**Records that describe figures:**
▽

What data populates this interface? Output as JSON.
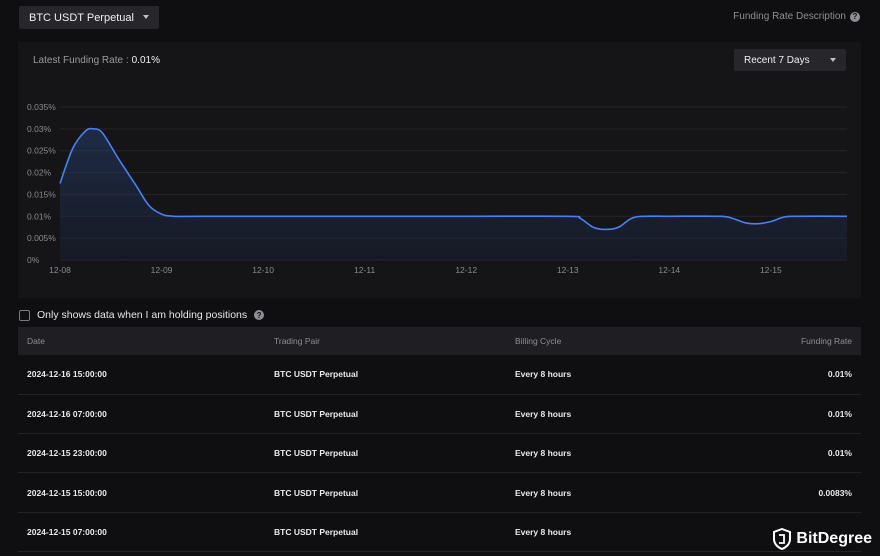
{
  "header": {
    "pair_label": "BTC USDT Perpetual",
    "description_link": "Funding Rate Description"
  },
  "chart_panel": {
    "latest_label": "Latest Funding Rate :",
    "latest_value": "0.01%",
    "range_label": "Recent 7 Days"
  },
  "chart_data": {
    "type": "area",
    "title": "",
    "xlabel": "",
    "ylabel": "",
    "x_ticks": [
      "12-08",
      "12-09",
      "12-10",
      "12-11",
      "12-12",
      "12-13",
      "12-14",
      "12-15"
    ],
    "y_ticks": [
      "0%",
      "0.005%",
      "0.01%",
      "0.015%",
      "0.02%",
      "0.025%",
      "0.03%",
      "0.035%"
    ],
    "ylim": [
      0,
      0.035
    ],
    "xlim": [
      0,
      7.75
    ],
    "grid": true,
    "line_color": "#4a80f0",
    "series": [
      {
        "values": [
          [
            0.0,
            0.0175
          ],
          [
            0.125,
            0.0255
          ],
          [
            0.25,
            0.0295
          ],
          [
            0.33,
            0.03
          ],
          [
            0.42,
            0.029
          ],
          [
            0.58,
            0.023
          ],
          [
            0.75,
            0.017
          ],
          [
            0.875,
            0.0125
          ],
          [
            1.0,
            0.0105
          ],
          [
            1.125,
            0.01
          ],
          [
            1.375,
            0.01
          ],
          [
            2.0,
            0.01
          ],
          [
            3.0,
            0.01
          ],
          [
            4.0,
            0.01
          ],
          [
            5.0,
            0.01
          ],
          [
            5.125,
            0.0095
          ],
          [
            5.25,
            0.0075
          ],
          [
            5.375,
            0.007
          ],
          [
            5.5,
            0.0075
          ],
          [
            5.625,
            0.0095
          ],
          [
            5.75,
            0.01
          ],
          [
            6.0,
            0.01
          ],
          [
            6.5,
            0.01
          ],
          [
            6.625,
            0.0095
          ],
          [
            6.75,
            0.0085
          ],
          [
            6.875,
            0.0083
          ],
          [
            7.0,
            0.0088
          ],
          [
            7.125,
            0.0098
          ],
          [
            7.25,
            0.01
          ],
          [
            7.75,
            0.01
          ]
        ]
      }
    ]
  },
  "filter": {
    "holding_label": "Only shows data when I am holding positions"
  },
  "table": {
    "headers": {
      "date": "Date",
      "pair": "Trading Pair",
      "cycle": "Billing Cycle",
      "rate": "Funding Rate"
    },
    "rows": [
      {
        "date": "2024-12-16 15:00:00",
        "pair": "BTC USDT Perpetual",
        "cycle": "Every 8 hours",
        "rate": "0.01%"
      },
      {
        "date": "2024-12-16 07:00:00",
        "pair": "BTC USDT Perpetual",
        "cycle": "Every 8 hours",
        "rate": "0.01%"
      },
      {
        "date": "2024-12-15 23:00:00",
        "pair": "BTC USDT Perpetual",
        "cycle": "Every 8 hours",
        "rate": "0.01%"
      },
      {
        "date": "2024-12-15 15:00:00",
        "pair": "BTC USDT Perpetual",
        "cycle": "Every 8 hours",
        "rate": "0.0083%"
      },
      {
        "date": "2024-12-15 07:00:00",
        "pair": "BTC USDT Perpetual",
        "cycle": "Every 8 hours",
        "rate": ""
      }
    ]
  },
  "watermark": {
    "brand": "BitDegree"
  }
}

△

**PROMPT:**
Transcribe every entry word for word, but skip the pictures.

**FULL SOLUTION:**
What data populates this interface? Output as JSON.
{
  "header": {
    "pair_label": "BTC USDT Perpetual",
    "description_link": "Funding Rate Description"
  },
  "chart_panel": {
    "latest_label": "Latest Funding Rate :",
    "latest_value": "0.01%",
    "range_label": "Recent 7 Days"
  },
  "chart_data": {
    "type": "area",
    "title": "",
    "xlabel": "",
    "ylabel": "",
    "x_ticks": [
      "12-08",
      "12-09",
      "12-10",
      "12-11",
      "12-12",
      "12-13",
      "12-14",
      "12-15"
    ],
    "y_ticks": [
      "0%",
      "0.005%",
      "0.01%",
      "0.015%",
      "0.02%",
      "0.025%",
      "0.03%",
      "0.035%"
    ],
    "ylim": [
      0,
      0.035
    ],
    "xlim": [
      0,
      7.75
    ],
    "grid": true,
    "line_color": "#4a80f0",
    "series": [
      {
        "values": [
          [
            0.0,
            0.0175
          ],
          [
            0.125,
            0.0255
          ],
          [
            0.25,
            0.0295
          ],
          [
            0.33,
            0.03
          ],
          [
            0.42,
            0.029
          ],
          [
            0.58,
            0.023
          ],
          [
            0.75,
            0.017
          ],
          [
            0.875,
            0.0125
          ],
          [
            1.0,
            0.0105
          ],
          [
            1.125,
            0.01
          ],
          [
            1.375,
            0.01
          ],
          [
            2.0,
            0.01
          ],
          [
            3.0,
            0.01
          ],
          [
            4.0,
            0.01
          ],
          [
            5.0,
            0.01
          ],
          [
            5.125,
            0.0095
          ],
          [
            5.25,
            0.0075
          ],
          [
            5.375,
            0.007
          ],
          [
            5.5,
            0.0075
          ],
          [
            5.625,
            0.0095
          ],
          [
            5.75,
            0.01
          ],
          [
            6.0,
            0.01
          ],
          [
            6.5,
            0.01
          ],
          [
            6.625,
            0.0095
          ],
          [
            6.75,
            0.0085
          ],
          [
            6.875,
            0.0083
          ],
          [
            7.0,
            0.0088
          ],
          [
            7.125,
            0.0098
          ],
          [
            7.25,
            0.01
          ],
          [
            7.75,
            0.01
          ]
        ]
      }
    ]
  },
  "filter": {
    "holding_label": "Only shows data when I am holding positions"
  },
  "table": {
    "headers": {
      "date": "Date",
      "pair": "Trading Pair",
      "cycle": "Billing Cycle",
      "rate": "Funding Rate"
    },
    "rows": [
      {
        "date": "2024-12-16 15:00:00",
        "pair": "BTC USDT Perpetual",
        "cycle": "Every 8 hours",
        "rate": "0.01%"
      },
      {
        "date": "2024-12-16 07:00:00",
        "pair": "BTC USDT Perpetual",
        "cycle": "Every 8 hours",
        "rate": "0.01%"
      },
      {
        "date": "2024-12-15 23:00:00",
        "pair": "BTC USDT Perpetual",
        "cycle": "Every 8 hours",
        "rate": "0.01%"
      },
      {
        "date": "2024-12-15 15:00:00",
        "pair": "BTC USDT Perpetual",
        "cycle": "Every 8 hours",
        "rate": "0.0083%"
      },
      {
        "date": "2024-12-15 07:00:00",
        "pair": "BTC USDT Perpetual",
        "cycle": "Every 8 hours",
        "rate": ""
      }
    ]
  },
  "watermark": {
    "brand": "BitDegree"
  }
}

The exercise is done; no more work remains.